Bounding box entries
__________
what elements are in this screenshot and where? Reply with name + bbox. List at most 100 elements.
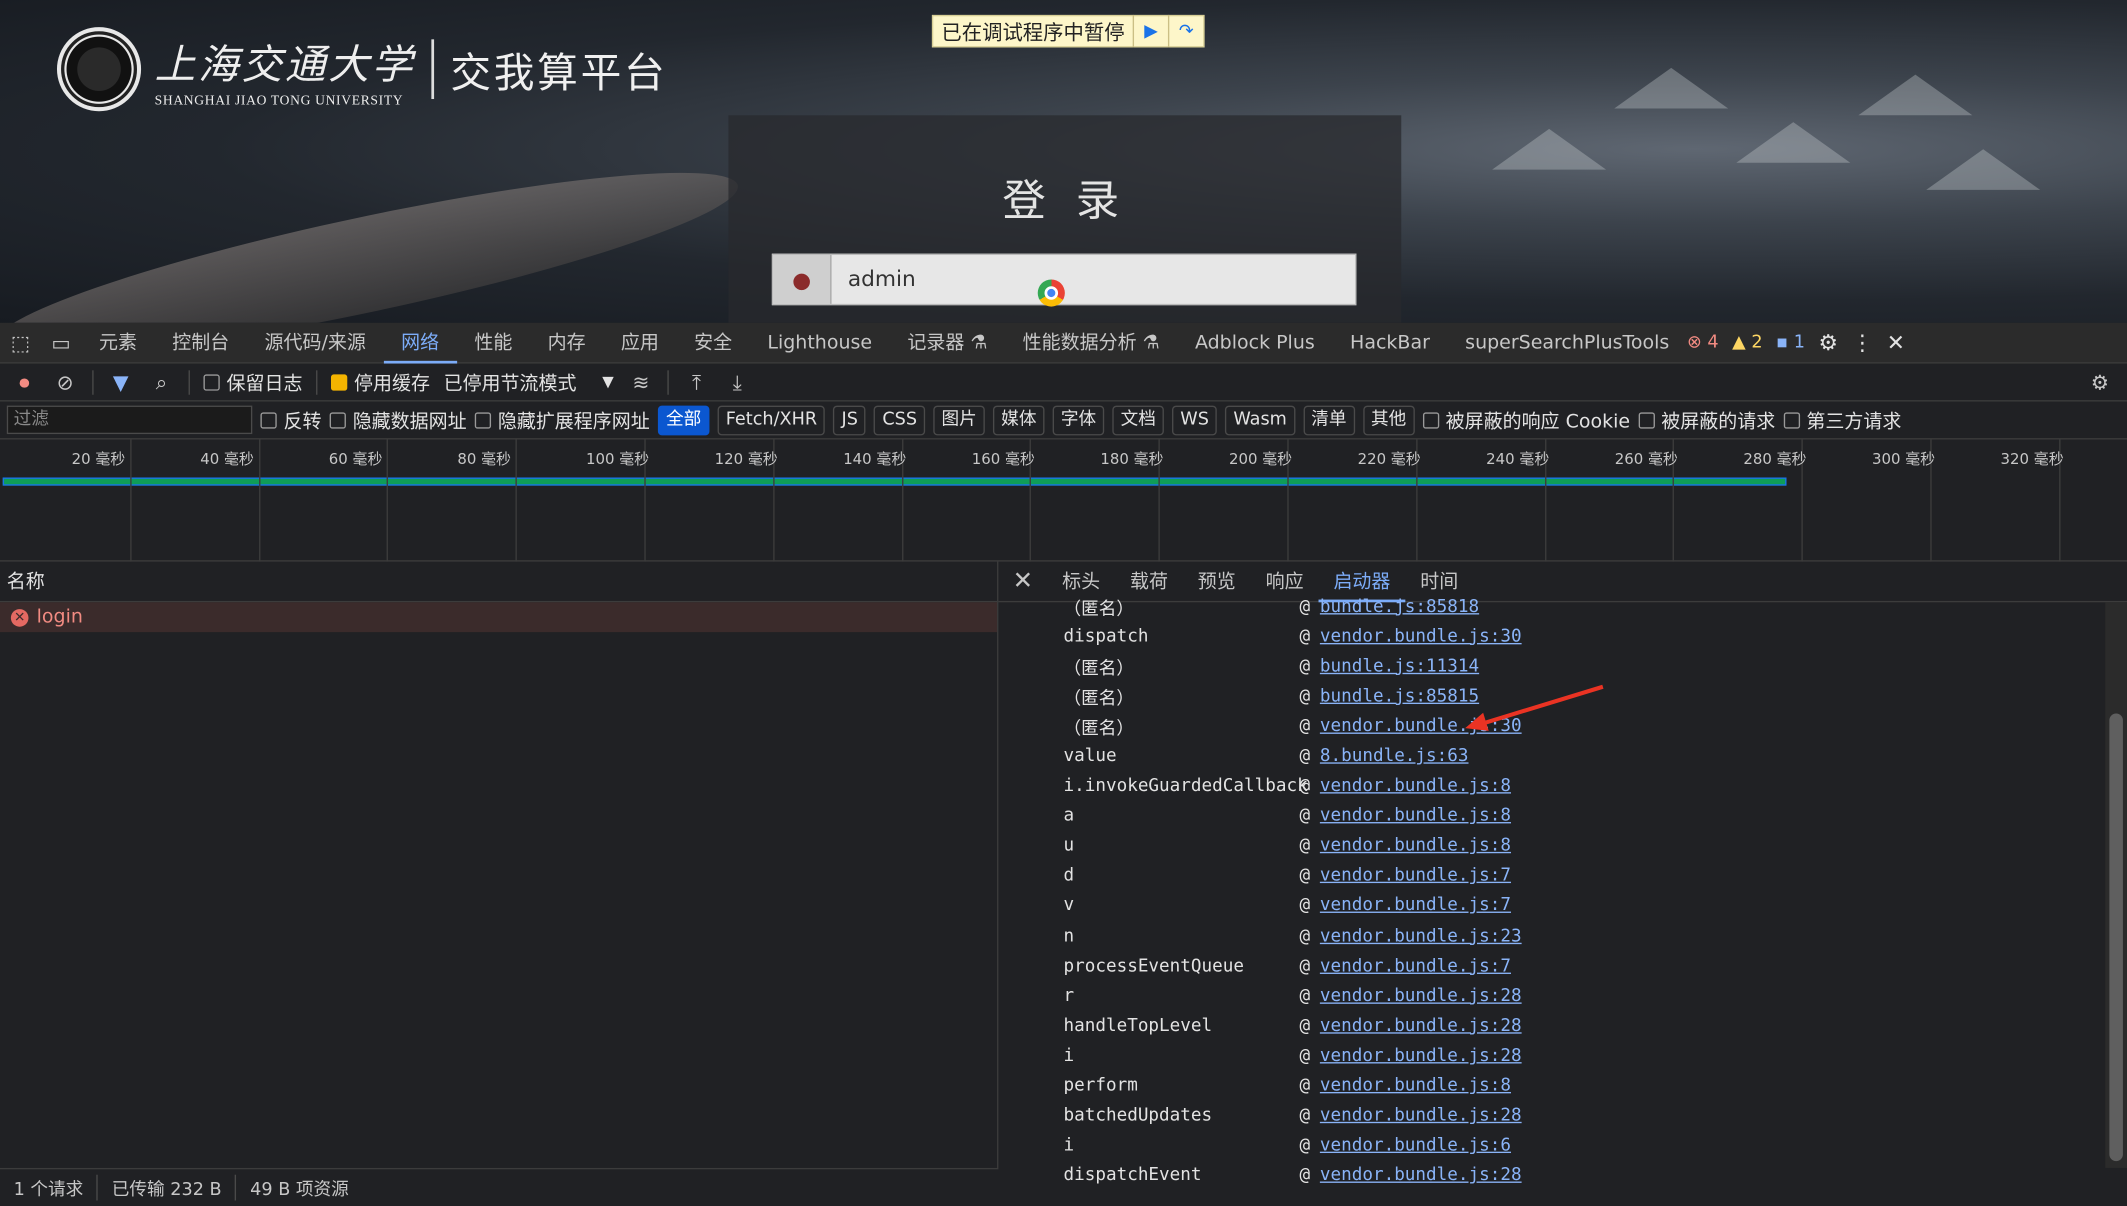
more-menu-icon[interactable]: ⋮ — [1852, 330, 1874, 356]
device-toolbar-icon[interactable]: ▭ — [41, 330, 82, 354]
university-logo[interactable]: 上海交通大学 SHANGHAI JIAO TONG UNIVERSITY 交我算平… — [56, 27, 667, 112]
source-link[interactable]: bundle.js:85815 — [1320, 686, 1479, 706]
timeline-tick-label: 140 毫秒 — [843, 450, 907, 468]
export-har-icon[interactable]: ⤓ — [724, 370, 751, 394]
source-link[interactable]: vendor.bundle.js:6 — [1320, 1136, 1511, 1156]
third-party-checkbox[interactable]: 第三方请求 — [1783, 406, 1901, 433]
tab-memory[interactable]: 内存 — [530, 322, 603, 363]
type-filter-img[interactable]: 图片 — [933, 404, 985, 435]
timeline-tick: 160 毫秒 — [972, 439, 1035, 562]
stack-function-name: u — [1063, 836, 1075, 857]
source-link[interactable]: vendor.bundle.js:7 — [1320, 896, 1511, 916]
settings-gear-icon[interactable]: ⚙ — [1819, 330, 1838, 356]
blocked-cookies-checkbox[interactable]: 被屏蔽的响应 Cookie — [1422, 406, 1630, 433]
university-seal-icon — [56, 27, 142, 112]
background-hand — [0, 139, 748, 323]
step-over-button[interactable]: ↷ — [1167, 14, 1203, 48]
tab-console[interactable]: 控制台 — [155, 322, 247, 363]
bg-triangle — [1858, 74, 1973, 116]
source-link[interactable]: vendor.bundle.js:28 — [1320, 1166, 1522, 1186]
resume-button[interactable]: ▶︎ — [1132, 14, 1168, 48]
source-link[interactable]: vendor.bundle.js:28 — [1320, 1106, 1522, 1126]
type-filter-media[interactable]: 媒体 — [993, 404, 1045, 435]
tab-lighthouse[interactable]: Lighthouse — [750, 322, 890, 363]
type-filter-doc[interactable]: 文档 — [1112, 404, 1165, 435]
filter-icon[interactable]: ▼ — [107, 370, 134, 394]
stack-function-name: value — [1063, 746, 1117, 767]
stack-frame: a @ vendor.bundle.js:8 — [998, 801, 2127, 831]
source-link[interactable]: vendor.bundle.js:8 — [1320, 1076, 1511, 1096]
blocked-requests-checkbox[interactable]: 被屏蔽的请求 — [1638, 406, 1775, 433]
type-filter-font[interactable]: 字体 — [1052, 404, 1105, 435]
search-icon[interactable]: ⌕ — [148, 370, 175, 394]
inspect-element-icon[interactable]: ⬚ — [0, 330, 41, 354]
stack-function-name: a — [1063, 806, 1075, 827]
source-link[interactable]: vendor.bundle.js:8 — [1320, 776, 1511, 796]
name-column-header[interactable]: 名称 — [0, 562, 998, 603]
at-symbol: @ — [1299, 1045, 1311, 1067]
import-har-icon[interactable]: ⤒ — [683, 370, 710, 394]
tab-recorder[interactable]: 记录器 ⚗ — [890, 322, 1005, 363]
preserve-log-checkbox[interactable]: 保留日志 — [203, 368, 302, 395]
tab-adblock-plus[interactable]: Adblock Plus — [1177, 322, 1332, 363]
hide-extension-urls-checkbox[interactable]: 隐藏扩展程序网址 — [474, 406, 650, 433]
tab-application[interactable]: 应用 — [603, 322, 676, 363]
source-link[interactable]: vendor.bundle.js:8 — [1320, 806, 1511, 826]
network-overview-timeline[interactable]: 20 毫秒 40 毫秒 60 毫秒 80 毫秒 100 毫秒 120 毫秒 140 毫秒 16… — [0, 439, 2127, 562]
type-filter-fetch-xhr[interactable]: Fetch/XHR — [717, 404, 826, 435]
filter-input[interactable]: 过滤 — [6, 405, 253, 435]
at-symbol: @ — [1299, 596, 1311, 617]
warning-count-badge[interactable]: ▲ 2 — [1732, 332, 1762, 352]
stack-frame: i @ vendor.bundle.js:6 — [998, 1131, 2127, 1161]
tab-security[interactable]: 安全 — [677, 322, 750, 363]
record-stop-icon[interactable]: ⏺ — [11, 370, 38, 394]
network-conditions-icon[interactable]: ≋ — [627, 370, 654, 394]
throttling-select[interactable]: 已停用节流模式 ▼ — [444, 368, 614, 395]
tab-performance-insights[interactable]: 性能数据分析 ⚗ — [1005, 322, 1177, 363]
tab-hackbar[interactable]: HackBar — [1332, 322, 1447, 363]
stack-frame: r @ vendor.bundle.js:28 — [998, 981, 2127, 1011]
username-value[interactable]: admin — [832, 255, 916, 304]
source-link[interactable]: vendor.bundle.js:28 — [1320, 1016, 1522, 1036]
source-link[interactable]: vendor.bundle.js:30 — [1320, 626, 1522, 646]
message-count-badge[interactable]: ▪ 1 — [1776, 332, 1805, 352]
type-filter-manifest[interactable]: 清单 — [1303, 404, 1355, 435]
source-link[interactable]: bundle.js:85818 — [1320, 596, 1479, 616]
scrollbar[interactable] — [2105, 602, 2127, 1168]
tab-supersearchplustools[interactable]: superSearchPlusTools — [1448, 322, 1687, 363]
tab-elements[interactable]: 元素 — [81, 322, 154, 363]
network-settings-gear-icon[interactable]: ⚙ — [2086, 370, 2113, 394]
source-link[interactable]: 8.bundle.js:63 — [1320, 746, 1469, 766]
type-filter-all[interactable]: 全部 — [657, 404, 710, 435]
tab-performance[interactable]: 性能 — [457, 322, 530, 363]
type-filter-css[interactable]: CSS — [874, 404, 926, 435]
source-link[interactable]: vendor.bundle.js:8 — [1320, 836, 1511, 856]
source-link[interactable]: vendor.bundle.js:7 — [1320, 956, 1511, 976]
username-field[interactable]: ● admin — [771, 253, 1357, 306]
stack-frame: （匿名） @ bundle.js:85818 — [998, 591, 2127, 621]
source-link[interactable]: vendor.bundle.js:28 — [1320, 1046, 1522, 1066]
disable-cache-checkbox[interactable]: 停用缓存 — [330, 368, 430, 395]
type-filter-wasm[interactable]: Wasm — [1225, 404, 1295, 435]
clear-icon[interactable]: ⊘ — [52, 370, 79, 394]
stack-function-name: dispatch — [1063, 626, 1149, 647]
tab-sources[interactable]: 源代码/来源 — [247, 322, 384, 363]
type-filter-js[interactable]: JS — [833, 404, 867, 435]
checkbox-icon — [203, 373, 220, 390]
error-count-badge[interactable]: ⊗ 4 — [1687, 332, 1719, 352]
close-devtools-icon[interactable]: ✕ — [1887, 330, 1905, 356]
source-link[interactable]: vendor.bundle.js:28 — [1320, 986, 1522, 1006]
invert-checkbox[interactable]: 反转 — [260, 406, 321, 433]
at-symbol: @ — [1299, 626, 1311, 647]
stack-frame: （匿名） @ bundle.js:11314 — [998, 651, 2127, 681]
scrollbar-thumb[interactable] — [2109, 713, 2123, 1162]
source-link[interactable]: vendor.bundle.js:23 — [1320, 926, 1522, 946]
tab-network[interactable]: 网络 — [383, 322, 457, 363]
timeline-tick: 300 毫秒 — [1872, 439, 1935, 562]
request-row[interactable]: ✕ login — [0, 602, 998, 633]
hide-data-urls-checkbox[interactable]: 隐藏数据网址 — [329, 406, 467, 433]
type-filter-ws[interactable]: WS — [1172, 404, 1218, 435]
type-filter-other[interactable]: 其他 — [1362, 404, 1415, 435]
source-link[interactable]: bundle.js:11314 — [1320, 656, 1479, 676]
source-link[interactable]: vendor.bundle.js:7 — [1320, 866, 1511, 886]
__________
Problem to work on =>
Retype every line of the listing above word for word, but leave out the pictures.

Result for this task =>
what elements are in this screenshot and where? Reply with name + bbox. List at most 100 elements.
more-menu-icon[interactable]: ⋮ — [1852, 330, 1874, 356]
device-toolbar-icon[interactable]: ▭ — [41, 330, 82, 354]
university-logo[interactable]: 上海交通大学 SHANGHAI JIAO TONG UNIVERSITY 交我算平… — [56, 27, 667, 112]
source-link[interactable]: bundle.js:85815 — [1320, 686, 1479, 706]
timeline-tick-label: 140 毫秒 — [843, 450, 907, 468]
export-har-icon[interactable]: ⤓ — [724, 370, 751, 394]
source-link[interactable]: vendor.bundle.js:6 — [1320, 1136, 1511, 1156]
third-party-checkbox[interactable]: 第三方请求 — [1783, 406, 1901, 433]
tab-memory[interactable]: 内存 — [530, 322, 603, 363]
type-filter-img[interactable]: 图片 — [933, 404, 985, 435]
timeline-tick: 160 毫秒 — [972, 439, 1035, 562]
stack-function-name: u — [1063, 836, 1075, 857]
source-link[interactable]: vendor.bundle.js:7 — [1320, 896, 1511, 916]
settings-gear-icon[interactable]: ⚙ — [1819, 330, 1838, 356]
blocked-cookies-checkbox[interactable]: 被屏蔽的响应 Cookie — [1422, 406, 1630, 433]
university-seal-icon — [56, 27, 142, 112]
background-hand — [0, 139, 748, 323]
step-over-button[interactable]: ↷ — [1167, 14, 1203, 48]
tab-console[interactable]: 控制台 — [155, 322, 247, 363]
bg-triangle — [1858, 74, 1973, 116]
source-link[interactable]: vendor.bundle.js:28 — [1320, 1166, 1522, 1186]
resume-button[interactable]: ▶︎ — [1132, 14, 1168, 48]
source-link[interactable]: vendor.bundle.js:28 — [1320, 1106, 1522, 1126]
type-filter-media[interactable]: 媒体 — [993, 404, 1045, 435]
tab-lighthouse[interactable]: Lighthouse — [750, 322, 890, 363]
type-filter-doc[interactable]: 文档 — [1112, 404, 1165, 435]
filter-icon[interactable]: ▼ — [107, 370, 134, 394]
stack-function-name: value — [1063, 746, 1117, 767]
stack-frame: a @ vendor.bundle.js:8 — [998, 801, 2127, 831]
source-link[interactable]: vendor.bundle.js:8 — [1320, 1076, 1511, 1096]
blocked-requests-checkbox[interactable]: 被屏蔽的请求 — [1638, 406, 1775, 433]
type-filter-font[interactable]: 字体 — [1052, 404, 1105, 435]
search-icon[interactable]: ⌕ — [148, 370, 175, 394]
inspect-element-icon[interactable]: ⬚ — [0, 330, 41, 354]
stack-function-name: a — [1063, 806, 1075, 827]
source-link[interactable]: vendor.bundle.js:8 — [1320, 776, 1511, 796]
name-column-header[interactable]: 名称 — [0, 562, 998, 603]
at-symbol: @ — [1299, 1045, 1311, 1067]
import-har-icon[interactable]: ⤒ — [683, 370, 710, 394]
tab-recorder[interactable]: 记录器 ⚗ — [890, 322, 1005, 363]
preserve-log-checkbox[interactable]: 保留日志 — [203, 368, 302, 395]
tab-adblock-plus[interactable]: Adblock Plus — [1177, 322, 1332, 363]
hide-extension-urls-checkbox[interactable]: 隐藏扩展程序网址 — [474, 406, 650, 433]
tab-application[interactable]: 应用 — [603, 322, 676, 363]
source-link[interactable]: vendor.bundle.js:8 — [1320, 806, 1511, 826]
network-overview-timeline[interactable]: 20 毫秒 40 毫秒 60 毫秒 80 毫秒 100 毫秒 120 毫秒 140 毫秒 16… — [0, 439, 2127, 562]
type-filter-fetch-xhr[interactable]: Fetch/XHR — [717, 404, 826, 435]
filter-input[interactable]: 过滤 — [6, 405, 253, 435]
at-symbol: @ — [1299, 596, 1311, 617]
warning-count-badge[interactable]: ▲ 2 — [1732, 332, 1762, 352]
stack-frame: i @ vendor.bundle.js:6 — [998, 1131, 2127, 1161]
tab-security[interactable]: 安全 — [677, 322, 750, 363]
record-stop-icon[interactable]: ⏺ — [11, 370, 38, 394]
network-conditions-icon[interactable]: ≋ — [627, 370, 654, 394]
throttling-select[interactable]: 已停用节流模式 ▼ — [444, 368, 614, 395]
tab-performance-insights[interactable]: 性能数据分析 ⚗ — [1005, 322, 1177, 363]
tab-hackbar[interactable]: HackBar — [1332, 322, 1447, 363]
stack-frame: r @ vendor.bundle.js:28 — [998, 981, 2127, 1011]
username-value[interactable]: admin — [832, 255, 916, 304]
source-link[interactable]: vendor.bundle.js:28 — [1320, 1016, 1522, 1036]
source-link[interactable]: vendor.bundle.js:30 — [1320, 626, 1522, 646]
message-count-badge[interactable]: ▪ 1 — [1776, 332, 1805, 352]
type-filter-manifest[interactable]: 清单 — [1303, 404, 1355, 435]
source-link[interactable]: bundle.js:85818 — [1320, 596, 1479, 616]
scrollbar[interactable] — [2105, 602, 2127, 1168]
tab-supersearchplustools[interactable]: superSearchPlusTools — [1448, 322, 1687, 363]
tab-elements[interactable]: 元素 — [81, 322, 154, 363]
network-settings-gear-icon[interactable]: ⚙ — [2086, 370, 2113, 394]
source-link[interactable]: 8.bundle.js:63 — [1320, 746, 1469, 766]
type-filter-all[interactable]: 全部 — [657, 404, 710, 435]
tab-performance[interactable]: 性能 — [457, 322, 530, 363]
type-filter-css[interactable]: CSS — [874, 404, 926, 435]
source-link[interactable]: vendor.bundle.js:8 — [1320, 836, 1511, 856]
source-link[interactable]: vendor.bundle.js:7 — [1320, 956, 1511, 976]
username-field[interactable]: ● admin — [771, 253, 1357, 306]
stack-frame: （匿名） @ bundle.js:85818 — [998, 591, 2127, 621]
source-link[interactable]: vendor.bundle.js:28 — [1320, 1046, 1522, 1066]
disable-cache-checkbox[interactable]: 停用缓存 — [330, 368, 430, 395]
type-filter-wasm[interactable]: Wasm — [1225, 404, 1295, 435]
clear-icon[interactable]: ⊘ — [52, 370, 79, 394]
stack-function-name: dispatch — [1063, 626, 1149, 647]
tab-sources[interactable]: 源代码/来源 — [247, 322, 384, 363]
type-filter-js[interactable]: JS — [833, 404, 867, 435]
checkbox-icon — [203, 373, 220, 390]
error-count-badge[interactable]: ⊗ 4 — [1687, 332, 1719, 352]
close-devtools-icon[interactable]: ✕ — [1887, 330, 1905, 356]
source-link[interactable]: vendor.bundle.js:28 — [1320, 986, 1522, 1006]
invert-checkbox[interactable]: 反转 — [260, 406, 321, 433]
at-symbol: @ — [1299, 626, 1311, 647]
stack-frame: （匿名） @ bundle.js:11314 — [998, 651, 2127, 681]
scrollbar-thumb[interactable] — [2109, 713, 2123, 1162]
source-link[interactable]: vendor.bundle.js:23 — [1320, 926, 1522, 946]
tab-network[interactable]: 网络 — [383, 322, 457, 363]
timeline-tick: 300 毫秒 — [1872, 439, 1935, 562]
request-row[interactable]: ✕ login — [0, 602, 998, 633]
hide-data-urls-checkbox[interactable]: 隐藏数据网址 — [329, 406, 467, 433]
type-filter-ws[interactable]: WS — [1172, 404, 1218, 435]
type-filter-other[interactable]: 其他 — [1362, 404, 1415, 435]
source-link[interactable]: bundle.js:11314 — [1320, 656, 1479, 676]
source-link[interactable]: vendor.bundle.js:7 — [1320, 866, 1511, 886]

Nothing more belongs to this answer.